» LATIHAN A:
Tentukan apakah setiap pernyataan berikut sesuai dengan teks tentang sengketa hak asuh anak. Jawab ya atau tidak, lalu kutip kata-kata teks yang menjadi dasarnya.
(i) Anak di bawah 12 tahun dikenal dengan sebutan anak belum mumayiz.
(ii) Menurut teks, hak asuh anak di bawah 12 tahun berada pada ayahnya.
(iii) Dalam praktik, masalah hak asuh anak seringkali lebih rumit daripada perkara perceraian.

» BACAAN:
§
Cari Blog Ini

Jumat, 02 Agustus 2024

 

SENGKETA HAK ASUH ANAK

Masalah hak asuh anak, apalagi sampai ke eksekusi, seringkali menjadi hal yang sangat menyulitkan. Secara yuridis, dan teoritis, sepertinya tampak sederhana. Anak dibawah 12 tahun atau yang dikenal dengan sebutan anak belum mumayiz, hak asuhnya ada pada ibu kandungnya kecuali ada putusan hukum yang mengecualikannya. Pengasuhan anak berdasarkan asas kepentingan terbaik bagi anak.

Dalam prakteknya, seringkali masalah hak asuh anak (Hadlonah) menjadi lebih rumit dari pada perkara perceraian. Banyak kasus, dimana Penggugat (P)/pemohon (L) tidak keberatan dengan perceraian dengan pasangannya. Namun masalah hak asuh anak, bisa disepakati. Konsep kepentingan terbaik bagi anak adalah anak jangan pernah dijadikan korban untuk kedua kalinya oleh orang tuanya. Saat orang tua bercerai itu sebenarnya anak sudah menjadi korban, jangan malah ditambah dengan persengketaan dengan siapa anak harus ikut salah satu orang tuanya. Yang terbaik adalah anak tetap merasa memiliki kasih sayang sempurna dari ayah dan ibunya.
§
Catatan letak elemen
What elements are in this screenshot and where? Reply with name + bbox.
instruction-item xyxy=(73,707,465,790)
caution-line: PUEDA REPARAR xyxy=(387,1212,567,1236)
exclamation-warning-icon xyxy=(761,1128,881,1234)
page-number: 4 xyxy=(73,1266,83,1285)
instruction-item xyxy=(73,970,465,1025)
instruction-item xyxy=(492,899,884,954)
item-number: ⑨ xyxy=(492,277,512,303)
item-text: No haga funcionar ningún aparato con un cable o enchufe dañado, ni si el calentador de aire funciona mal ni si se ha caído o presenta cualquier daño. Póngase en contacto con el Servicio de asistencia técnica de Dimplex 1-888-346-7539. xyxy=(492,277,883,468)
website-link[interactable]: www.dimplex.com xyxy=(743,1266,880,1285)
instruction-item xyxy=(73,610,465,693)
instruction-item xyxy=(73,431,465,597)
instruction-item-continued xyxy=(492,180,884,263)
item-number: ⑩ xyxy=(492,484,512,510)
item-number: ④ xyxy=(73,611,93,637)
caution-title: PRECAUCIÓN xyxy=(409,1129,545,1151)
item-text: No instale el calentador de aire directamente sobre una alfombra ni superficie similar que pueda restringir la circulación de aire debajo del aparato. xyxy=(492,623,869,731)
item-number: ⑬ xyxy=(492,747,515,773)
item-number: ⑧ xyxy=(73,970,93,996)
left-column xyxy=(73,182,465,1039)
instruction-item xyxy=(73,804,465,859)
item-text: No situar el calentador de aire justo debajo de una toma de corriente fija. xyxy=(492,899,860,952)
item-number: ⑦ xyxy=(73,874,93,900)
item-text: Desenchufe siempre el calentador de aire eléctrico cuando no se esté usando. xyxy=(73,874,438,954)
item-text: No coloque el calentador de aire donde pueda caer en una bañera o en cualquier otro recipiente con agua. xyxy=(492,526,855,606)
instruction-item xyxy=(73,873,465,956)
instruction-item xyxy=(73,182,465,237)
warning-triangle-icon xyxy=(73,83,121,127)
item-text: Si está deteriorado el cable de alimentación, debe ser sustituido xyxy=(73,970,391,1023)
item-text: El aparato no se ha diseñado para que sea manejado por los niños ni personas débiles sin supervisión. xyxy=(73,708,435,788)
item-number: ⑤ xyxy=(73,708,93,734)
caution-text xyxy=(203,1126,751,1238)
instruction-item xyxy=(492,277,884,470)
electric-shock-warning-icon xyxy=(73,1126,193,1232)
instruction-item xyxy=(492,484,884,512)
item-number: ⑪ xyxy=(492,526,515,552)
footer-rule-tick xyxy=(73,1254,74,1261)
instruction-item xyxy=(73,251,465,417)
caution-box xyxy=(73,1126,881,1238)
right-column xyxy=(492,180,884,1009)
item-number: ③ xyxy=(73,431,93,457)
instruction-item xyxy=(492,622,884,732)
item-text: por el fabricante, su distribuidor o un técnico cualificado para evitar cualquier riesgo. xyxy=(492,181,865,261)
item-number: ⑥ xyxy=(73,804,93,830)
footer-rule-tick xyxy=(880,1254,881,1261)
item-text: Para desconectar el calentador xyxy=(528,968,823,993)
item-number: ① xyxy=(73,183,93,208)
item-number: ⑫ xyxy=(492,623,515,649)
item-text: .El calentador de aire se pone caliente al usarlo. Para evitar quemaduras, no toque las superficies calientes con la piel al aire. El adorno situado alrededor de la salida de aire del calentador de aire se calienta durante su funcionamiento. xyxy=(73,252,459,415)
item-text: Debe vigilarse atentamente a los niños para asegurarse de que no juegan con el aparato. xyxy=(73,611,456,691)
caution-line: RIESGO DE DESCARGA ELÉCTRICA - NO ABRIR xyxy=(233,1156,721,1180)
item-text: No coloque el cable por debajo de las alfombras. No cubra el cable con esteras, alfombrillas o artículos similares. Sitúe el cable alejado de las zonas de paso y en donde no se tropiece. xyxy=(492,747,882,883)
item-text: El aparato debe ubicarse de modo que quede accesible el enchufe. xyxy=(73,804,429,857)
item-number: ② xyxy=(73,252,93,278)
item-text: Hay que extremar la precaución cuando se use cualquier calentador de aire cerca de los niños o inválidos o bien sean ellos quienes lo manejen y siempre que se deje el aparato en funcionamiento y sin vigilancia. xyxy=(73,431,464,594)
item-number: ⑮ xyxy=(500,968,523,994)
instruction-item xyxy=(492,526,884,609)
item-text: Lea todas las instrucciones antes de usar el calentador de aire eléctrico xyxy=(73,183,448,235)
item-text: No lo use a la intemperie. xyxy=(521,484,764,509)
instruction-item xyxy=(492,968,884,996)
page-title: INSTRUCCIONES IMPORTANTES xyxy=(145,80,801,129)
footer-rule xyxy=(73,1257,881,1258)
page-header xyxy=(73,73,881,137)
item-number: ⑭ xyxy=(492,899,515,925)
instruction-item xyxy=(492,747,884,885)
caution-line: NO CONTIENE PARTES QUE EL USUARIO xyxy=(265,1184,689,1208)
§
» LATIHAN B: Nyatakan bagian entri di atas sebagai daftar JSON berisi string, satu string untuk setiap baris dan tanpa baris kosong. Bagian ini dimulai dari awal entri dan berakhir pada baris yang memuat "item-text: Si está"; kedua ujungnya ikut disertakan.

» HASIL TUGAS A:
(i) Ya: "Anak dibawah 12 tahun atau yang dikenal dengan sebutan anak belum mumayiz"
(ii) Tidak: "hak asuhnya ada pada ibu kandungnya kecuali ada putusan hukum yang mengecualikannya"
(iii) Ya: "seringkali masalah hak asuh anak (Hadlonah) menjadi lebih rumit dari pada perkara perceraian"

» HASIL TUGAS B:
[
  "What elements are in this screenshot and where? Reply with name + bbox.",
  "instruction-item xyxy=(73,707,465,790)",
  "caution-line: PUEDA REPARAR xyxy=(387,1212,567,1236)",
  "exclamation-warning-icon xyxy=(761,1128,881,1234)",
  "page-number: 4 xyxy=(73,1266,83,1285)",
  "instruction-item xyxy=(73,970,465,1025)",
  "instruction-item xyxy=(492,899,884,954)",
  "item-number: ⑨ xyxy=(492,277,512,303)",
  "item-text: No haga funcionar ningún aparato con un cable o enchufe dañado, ni si el calentador de aire funciona mal ni si se ha caído o presenta cualquier daño. Póngase en contacto con el Servicio de asistencia técnica de Dimplex 1-888-346-7539. xyxy=(492,277,883,468)",
  "website-link[interactable]: www.dimplex.com xyxy=(743,1266,880,1285)",
  "instruction-item xyxy=(73,610,465,693)",
  "instruction-item xyxy=(73,431,465,597)",
  "instruction-item-continued xyxy=(492,180,884,263)",
  "item-number: ⑩ xyxy=(492,484,512,510)",
  "item-number: ④ xyxy=(73,611,93,637)",
  "caution-title: PRECAUCIÓN xyxy=(409,1129,545,1151)",
  "item-text: No instale el calentador de aire directamente sobre una alfombra ni superficie similar que pueda restringir la circulación de aire debajo del aparato. xyxy=(492,623,869,731)",
  "item-number: ⑬ xyxy=(492,747,515,773)",
  "item-number: ⑧ xyxy=(73,970,93,996)",
  "left-column xyxy=(73,182,465,1039)",
  "instruction-item xyxy=(73,804,465,859)",
  "item-text: No situar el calentador de aire justo debajo de una toma de corriente fija. xyxy=(492,899,860,952)",
  "item-number: ⑦ xyxy=(73,874,93,900)",
  "item-text: Desenchufe siempre el calentador de aire eléctrico cuando no se esté usando. xyxy=(73,874,438,954)",
  "item-text: No coloque el calentador de aire donde pueda caer en una bañera o en cualquier otro recipiente con agua. xyxy=(492,526,855,606)",
  "instruction-item xyxy=(73,873,465,956)",
  "instruction-item xyxy=(73,182,465,237)",
  "warning-triangle-icon xyxy=(73,83,121,127)",
  "item-text: Si está deteriorado el cable de alimentación, debe ser sustituido xyxy=(73,970,391,1023)"
]